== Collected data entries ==

▬▬▬▬▬▬

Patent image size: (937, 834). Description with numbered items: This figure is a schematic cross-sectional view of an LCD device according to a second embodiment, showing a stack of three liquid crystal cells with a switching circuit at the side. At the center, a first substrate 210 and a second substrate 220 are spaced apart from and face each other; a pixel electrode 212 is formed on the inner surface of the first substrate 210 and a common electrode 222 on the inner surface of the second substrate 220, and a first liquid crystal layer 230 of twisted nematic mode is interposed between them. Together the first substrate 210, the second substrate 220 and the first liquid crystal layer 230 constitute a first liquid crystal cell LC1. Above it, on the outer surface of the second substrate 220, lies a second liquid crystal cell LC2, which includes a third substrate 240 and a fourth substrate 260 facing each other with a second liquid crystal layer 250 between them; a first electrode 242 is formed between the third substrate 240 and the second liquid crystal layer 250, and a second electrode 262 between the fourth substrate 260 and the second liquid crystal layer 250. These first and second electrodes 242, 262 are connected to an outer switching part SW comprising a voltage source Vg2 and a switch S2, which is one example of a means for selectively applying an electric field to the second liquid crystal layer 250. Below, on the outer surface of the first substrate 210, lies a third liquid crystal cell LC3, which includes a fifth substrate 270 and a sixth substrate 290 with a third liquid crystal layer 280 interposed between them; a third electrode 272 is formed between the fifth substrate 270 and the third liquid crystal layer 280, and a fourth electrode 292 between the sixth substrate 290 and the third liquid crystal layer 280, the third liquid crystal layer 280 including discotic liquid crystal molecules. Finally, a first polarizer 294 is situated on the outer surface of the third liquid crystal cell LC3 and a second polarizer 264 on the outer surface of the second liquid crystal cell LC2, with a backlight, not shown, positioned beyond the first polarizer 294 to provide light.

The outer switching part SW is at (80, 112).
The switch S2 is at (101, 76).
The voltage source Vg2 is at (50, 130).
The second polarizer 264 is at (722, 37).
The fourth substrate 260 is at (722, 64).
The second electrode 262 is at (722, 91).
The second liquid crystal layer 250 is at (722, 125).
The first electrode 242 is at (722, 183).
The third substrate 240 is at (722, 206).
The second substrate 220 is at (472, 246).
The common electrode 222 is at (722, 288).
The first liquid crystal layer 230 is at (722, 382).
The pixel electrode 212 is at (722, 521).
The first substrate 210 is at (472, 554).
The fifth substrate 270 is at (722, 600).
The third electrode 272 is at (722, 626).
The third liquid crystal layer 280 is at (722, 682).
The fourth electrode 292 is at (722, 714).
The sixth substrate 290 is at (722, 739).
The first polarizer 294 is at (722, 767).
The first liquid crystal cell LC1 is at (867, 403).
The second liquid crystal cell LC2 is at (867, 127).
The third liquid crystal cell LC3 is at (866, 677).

▬▬▬▬▬▬

== DIRECTIONS FOR THIS TASK ==
Write out each entry again, word for word.

== TASK RESPONSE ==
Patent image size: (937, 834). Description with numbered items: This figure is a schematic cross-sectional view of an LCD device according to a second embodiment, showing a stack of three liquid crystal cells with a switching circuit at the side. At the center, a first substrate 210 and a second substrate 220 are spaced apart from and face each other; a pixel electrode 212 is formed on the inner surface of the first substrate 210 and a common electrode 222 on the inner surface of the second substrate 220, and a first liquid crystal layer 230 of twisted nematic mode is interposed between them. Together the first substrate 210, the second substrate 220 and the first liquid crystal layer 230 constitute a first liquid crystal cell LC1. Above it, on the outer surface of the second substrate 220, lies a second liquid crystal cell LC2, which includes a third substrate 240 and a fourth substrate 260 facing each other with a second liquid crystal layer 250 between them; a first electrode 242 is formed between the third substrate 240 and the second liquid crystal layer 250, and a second electrode 262 between the fourth substrate 260 and the second liquid crystal layer 250. These first and second electrodes 242, 262 are connected to an outer switching part SW comprising a voltage source Vg2 and a switch S2, which is one example of a means for selectively applying an electric field to the second liquid crystal layer 250. Below, on the outer surface of the first substrate 210, lies a third liquid crystal cell LC3, which includes a fifth substrate 270 and a sixth substrate 290 with a third liquid crystal layer 280 interposed between them; a third electrode 272 is formed between the fifth substrate 270 and the third liquid crystal layer 280, and a fourth electrode 292 between the sixth substrate 290 and the third liquid crystal layer 280, the third liquid crystal layer 280 including discotic liquid crystal molecules. Finally, a first polarizer 294 is situated on the outer surface of the third liquid crystal cell LC3 and a second polarizer 264 on the outer surface of the second liquid crystal cell LC2, with a backlight, not shown, positioned beyond the first polarizer 294 to provide light.

The outer switching part SW is at (80, 112).
The switch S2 is at (101, 76).
The voltage source Vg2 is at (50, 130).
The second polarizer 264 is at (722, 37).
The fourth substrate 260 is at (722, 64).
The second electrode 262 is at (722, 91).
The second liquid crystal layer 250 is at (722, 125).
The first electrode 242 is at (722, 183).
The third substrate 240 is at (722, 206).
The second substrate 220 is at (472, 246).
The common electrode 222 is at (722, 288).
The first liquid crystal layer 230 is at (722, 382).
The pixel electrode 212 is at (722, 521).
The first substrate 210 is at (472, 554).
The fifth substrate 270 is at (722, 600).
The third electrode 272 is at (722, 626).
The third liquid crystal layer 280 is at (722, 682).
The fourth electrode 292 is at (722, 714).
The sixth substrate 290 is at (722, 739).
The first polarizer 294 is at (722, 767).
The first liquid crystal cell LC1 is at (867, 403).
The second liquid crystal cell LC2 is at (867, 127).
The third liquid crystal cell LC3 is at (866, 677).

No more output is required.